── Data in this exercise ──

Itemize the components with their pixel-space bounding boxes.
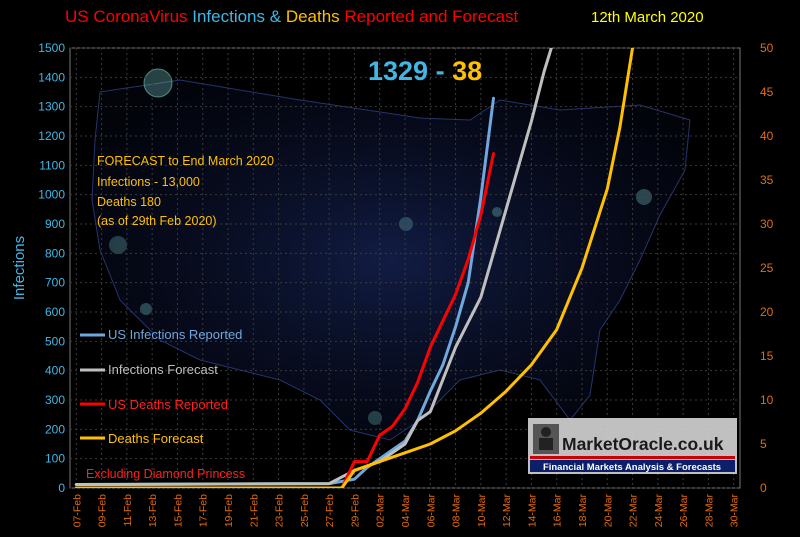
title-part-1: US CoronaVirus xyxy=(65,7,192,26)
y-left-tick-label: 1000 xyxy=(38,188,65,202)
y-right-tick-label: 40 xyxy=(760,129,774,143)
x-tick-label: 30-Mar xyxy=(729,494,741,528)
x-tick-label: 09-Feb xyxy=(97,494,109,527)
y-right-tick-label: 30 xyxy=(760,217,774,231)
x-tick-label: 15-Feb xyxy=(172,494,184,527)
y-left-tick-label: 1500 xyxy=(38,41,65,55)
x-tick-label: 04-Mar xyxy=(400,494,412,528)
x-tick-label: 10-Mar xyxy=(476,494,488,528)
x-tick-label: 08-Mar xyxy=(451,494,463,528)
y-left-tick-label: 900 xyxy=(45,217,65,231)
x-tick-label: 29-Feb xyxy=(349,494,361,527)
x-tick-label: 07-Feb xyxy=(71,494,83,527)
y-right-tick-label: 15 xyxy=(760,349,774,363)
y-right-tick-label: 45 xyxy=(760,85,774,99)
x-tick-label: 28-Mar xyxy=(703,494,715,528)
headline-separator: - xyxy=(428,56,452,86)
y-axis-left-label: Infections xyxy=(11,236,28,300)
legend-label-infections-reported: US Infections Reported xyxy=(108,327,242,342)
map-marker xyxy=(636,189,652,205)
series-line-us-deaths-reported xyxy=(74,152,495,488)
y-right-tick-label: 5 xyxy=(760,437,767,451)
background-map xyxy=(91,68,691,441)
branding-logo-text: MarketOracle.co.uk xyxy=(562,434,724,454)
chart-title: US CoronaVirus Infections & Deaths Repor… xyxy=(65,7,519,26)
x-tick-label: 11-Feb xyxy=(122,494,134,527)
y-right-tick-label: 0 xyxy=(760,481,767,495)
y-left-tick-label: 800 xyxy=(45,246,65,260)
gridlines xyxy=(70,47,740,489)
x-tick-label: 23-Feb xyxy=(274,494,286,527)
forecast-note-line: (as of 29th Feb 2020) xyxy=(97,214,217,228)
forecast-note: FORECAST to End March 2020 Infections - … xyxy=(97,154,274,228)
y-left-tick-label: 700 xyxy=(45,276,65,290)
branding: MarketOracle.co.uk Financial Markets Ana… xyxy=(528,418,737,474)
us-map-silhouette xyxy=(91,79,691,441)
x-tick-label: 18-Mar xyxy=(577,494,589,528)
y-left-tick-label: 0 xyxy=(58,481,65,495)
x-tick-label: 27-Feb xyxy=(324,494,336,527)
title-part-2: Infections & xyxy=(192,7,286,26)
forecast-note-line: FORECAST to End March 2020 xyxy=(97,154,274,168)
headline-infections: 1329 xyxy=(368,56,428,86)
y-right-tick-label: 10 xyxy=(760,393,774,407)
legend-label-deaths-reported: US Deaths Reported xyxy=(108,397,228,412)
y-right-tick-label: 50 xyxy=(760,41,774,55)
map-marker xyxy=(143,68,173,98)
x-tick-label: 02-Mar xyxy=(375,494,387,528)
x-tick-label: 16-Mar xyxy=(552,494,564,528)
series-line-deaths-forecast xyxy=(74,48,634,488)
y-left-tick-label: 100 xyxy=(45,452,65,466)
x-tick-label: 21-Feb xyxy=(248,494,260,527)
y-left-tick-label: 500 xyxy=(45,334,65,348)
x-tick-label: 14-Mar xyxy=(526,494,538,528)
title-part-4: Reported and Forecast xyxy=(344,7,518,26)
footnote: Excluding Diamond Princess xyxy=(86,467,245,481)
x-tick-label: 25-Feb xyxy=(299,494,311,527)
axis-ticks: 0100200300400500600700800900100011001200… xyxy=(38,41,773,527)
y-left-tick-label: 300 xyxy=(45,393,65,407)
x-tick-label: 17-Feb xyxy=(198,494,210,527)
y-left-tick-label: 1200 xyxy=(38,129,65,143)
map-marker xyxy=(492,207,502,217)
y-left-tick-label: 1400 xyxy=(38,70,65,84)
branding-tagline-bg xyxy=(530,460,735,472)
y-right-tick-label: 25 xyxy=(760,261,774,275)
title-part-3: Deaths xyxy=(286,7,345,26)
forecast-note-line: Deaths 180 xyxy=(97,195,161,209)
x-tick-label: 13-Feb xyxy=(147,494,159,527)
x-tick-label: 26-Mar xyxy=(678,494,690,528)
branding-tagline: Financial Markets Analysis & Forecasts xyxy=(543,462,721,473)
legend-label-deaths-forecast: Deaths Forecast xyxy=(108,431,204,446)
y-right-tick-label: 20 xyxy=(760,305,774,319)
headline-deaths: 38 xyxy=(452,56,482,86)
y-left-tick-label: 400 xyxy=(45,364,65,378)
branding-red-bar xyxy=(530,456,735,459)
x-tick-label: 24-Mar xyxy=(653,494,665,528)
oracle-logo-icon xyxy=(533,424,559,454)
y-left-tick-label: 600 xyxy=(45,305,65,319)
map-marker xyxy=(368,411,382,425)
y-left-tick-label: 1300 xyxy=(38,100,65,114)
x-tick-label: 12-Mar xyxy=(501,494,513,528)
x-tick-label: 22-Mar xyxy=(628,494,640,528)
legend-label-infections-forecast: Infections Forecast xyxy=(108,362,218,377)
map-marker xyxy=(140,303,152,315)
chart-date: 12th March 2020 xyxy=(591,9,704,26)
headline-numbers: 1329 - 38 xyxy=(368,56,482,86)
series-lines xyxy=(74,48,634,488)
map-marker xyxy=(109,236,127,254)
y-left-tick-label: 200 xyxy=(45,422,65,436)
y-right-tick-label: 35 xyxy=(760,173,774,187)
legend: US Infections Reported Infections Foreca… xyxy=(80,327,242,446)
x-tick-label: 19-Feb xyxy=(223,494,235,527)
x-tick-label: 20-Mar xyxy=(602,494,614,528)
forecast-note-line: Infections - 13,000 xyxy=(97,175,200,189)
x-tick-label: 06-Mar xyxy=(425,494,437,528)
y-left-tick-label: 1100 xyxy=(39,158,65,172)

───

**Problem requirements**
Down to the last line, return the entries above exactly, with no pictures.

**Problem solution**
Itemize the components with their pixel-space bounding boxes.
title-part-1: US CoronaVirus xyxy=(65,7,192,26)
y-left-tick-label: 1000 xyxy=(38,188,65,202)
y-right-tick-label: 40 xyxy=(760,129,774,143)
x-tick-label: 30-Mar xyxy=(729,494,741,528)
x-tick-label: 09-Feb xyxy=(97,494,109,527)
y-right-tick-label: 30 xyxy=(760,217,774,231)
x-tick-label: 15-Feb xyxy=(172,494,184,527)
y-left-tick-label: 1500 xyxy=(38,41,65,55)
x-tick-label: 04-Mar xyxy=(400,494,412,528)
x-tick-label: 10-Mar xyxy=(476,494,488,528)
x-tick-label: 08-Mar xyxy=(451,494,463,528)
y-left-tick-label: 900 xyxy=(45,217,65,231)
x-tick-label: 29-Feb xyxy=(349,494,361,527)
x-tick-label: 07-Feb xyxy=(71,494,83,527)
y-right-tick-label: 15 xyxy=(760,349,774,363)
y-right-tick-label: 45 xyxy=(760,85,774,99)
x-tick-label: 28-Mar xyxy=(703,494,715,528)
headline-separator: - xyxy=(428,56,452,86)
y-axis-left-label: Infections xyxy=(11,236,28,300)
legend-label-infections-reported: US Infections Reported xyxy=(108,327,242,342)
map-marker xyxy=(636,189,652,205)
series-line-us-deaths-reported xyxy=(74,152,495,488)
y-right-tick-label: 5 xyxy=(760,437,767,451)
background-map xyxy=(91,68,691,441)
branding-logo-text: MarketOracle.co.uk xyxy=(562,434,724,454)
chart-title: US CoronaVirus Infections & Deaths Repor… xyxy=(65,7,519,26)
x-tick-label: 11-Feb xyxy=(122,494,134,527)
y-right-tick-label: 0 xyxy=(760,481,767,495)
y-left-tick-label: 800 xyxy=(45,246,65,260)
gridlines xyxy=(70,47,740,489)
x-tick-label: 23-Feb xyxy=(274,494,286,527)
forecast-note-line: (as of 29th Feb 2020) xyxy=(97,214,217,228)
forecast-note: FORECAST to End March 2020 Infections - … xyxy=(97,154,274,228)
y-left-tick-label: 700 xyxy=(45,276,65,290)
branding: MarketOracle.co.uk Financial Markets Ana… xyxy=(528,418,737,474)
us-map-silhouette xyxy=(91,79,691,441)
x-tick-label: 18-Mar xyxy=(577,494,589,528)
y-left-tick-label: 0 xyxy=(58,481,65,495)
x-tick-label: 27-Feb xyxy=(324,494,336,527)
title-part-2: Infections & xyxy=(192,7,286,26)
forecast-note-line: FORECAST to End March 2020 xyxy=(97,154,274,168)
headline-infections: 1329 xyxy=(368,56,428,86)
y-right-tick-label: 10 xyxy=(760,393,774,407)
legend-label-deaths-reported: US Deaths Reported xyxy=(108,397,228,412)
y-right-tick-label: 50 xyxy=(760,41,774,55)
map-marker xyxy=(143,68,173,98)
x-tick-label: 02-Mar xyxy=(375,494,387,528)
x-tick-label: 16-Mar xyxy=(552,494,564,528)
series-line-deaths-forecast xyxy=(74,48,634,488)
y-left-tick-label: 100 xyxy=(45,452,65,466)
x-tick-label: 21-Feb xyxy=(248,494,260,527)
y-left-tick-label: 500 xyxy=(45,334,65,348)
x-tick-label: 14-Mar xyxy=(526,494,538,528)
title-part-4: Reported and Forecast xyxy=(344,7,518,26)
footnote: Excluding Diamond Princess xyxy=(86,467,245,481)
x-tick-label: 25-Feb xyxy=(299,494,311,527)
axis-ticks: 0100200300400500600700800900100011001200… xyxy=(38,41,773,527)
y-left-tick-label: 300 xyxy=(45,393,65,407)
x-tick-label: 17-Feb xyxy=(198,494,210,527)
y-left-tick-label: 1200 xyxy=(38,129,65,143)
map-marker xyxy=(492,207,502,217)
y-left-tick-label: 1400 xyxy=(38,70,65,84)
branding-tagline-bg xyxy=(530,460,735,472)
y-right-tick-label: 25 xyxy=(760,261,774,275)
title-part-3: Deaths xyxy=(286,7,345,26)
forecast-note-line: Deaths 180 xyxy=(97,195,161,209)
x-tick-label: 13-Feb xyxy=(147,494,159,527)
x-tick-label: 26-Mar xyxy=(678,494,690,528)
branding-tagline: Financial Markets Analysis & Forecasts xyxy=(543,462,721,473)
legend-label-deaths-forecast: Deaths Forecast xyxy=(108,431,204,446)
y-right-tick-label: 20 xyxy=(760,305,774,319)
headline-deaths: 38 xyxy=(452,56,482,86)
y-left-tick-label: 400 xyxy=(45,364,65,378)
branding-red-bar xyxy=(530,456,735,459)
x-tick-label: 24-Mar xyxy=(653,494,665,528)
oracle-logo-icon xyxy=(533,424,559,454)
y-left-tick-label: 600 xyxy=(45,305,65,319)
map-marker xyxy=(368,411,382,425)
y-left-tick-label: 1300 xyxy=(38,100,65,114)
x-tick-label: 12-Mar xyxy=(501,494,513,528)
x-tick-label: 22-Mar xyxy=(628,494,640,528)
legend-label-infections-forecast: Infections Forecast xyxy=(108,362,218,377)
map-marker xyxy=(140,303,152,315)
chart-date: 12th March 2020 xyxy=(591,9,704,26)
headline-numbers: 1329 - 38 xyxy=(368,56,482,86)
series-lines xyxy=(74,48,634,488)
map-marker xyxy=(109,236,127,254)
y-left-tick-label: 200 xyxy=(45,422,65,436)
y-right-tick-label: 35 xyxy=(760,173,774,187)
legend: US Infections Reported Infections Foreca… xyxy=(80,327,242,446)
x-tick-label: 19-Feb xyxy=(223,494,235,527)
x-tick-label: 20-Mar xyxy=(602,494,614,528)
forecast-note-line: Infections - 13,000 xyxy=(97,175,200,189)
x-tick-label: 06-Mar xyxy=(425,494,437,528)
y-left-tick-label: 1100 xyxy=(39,158,65,172)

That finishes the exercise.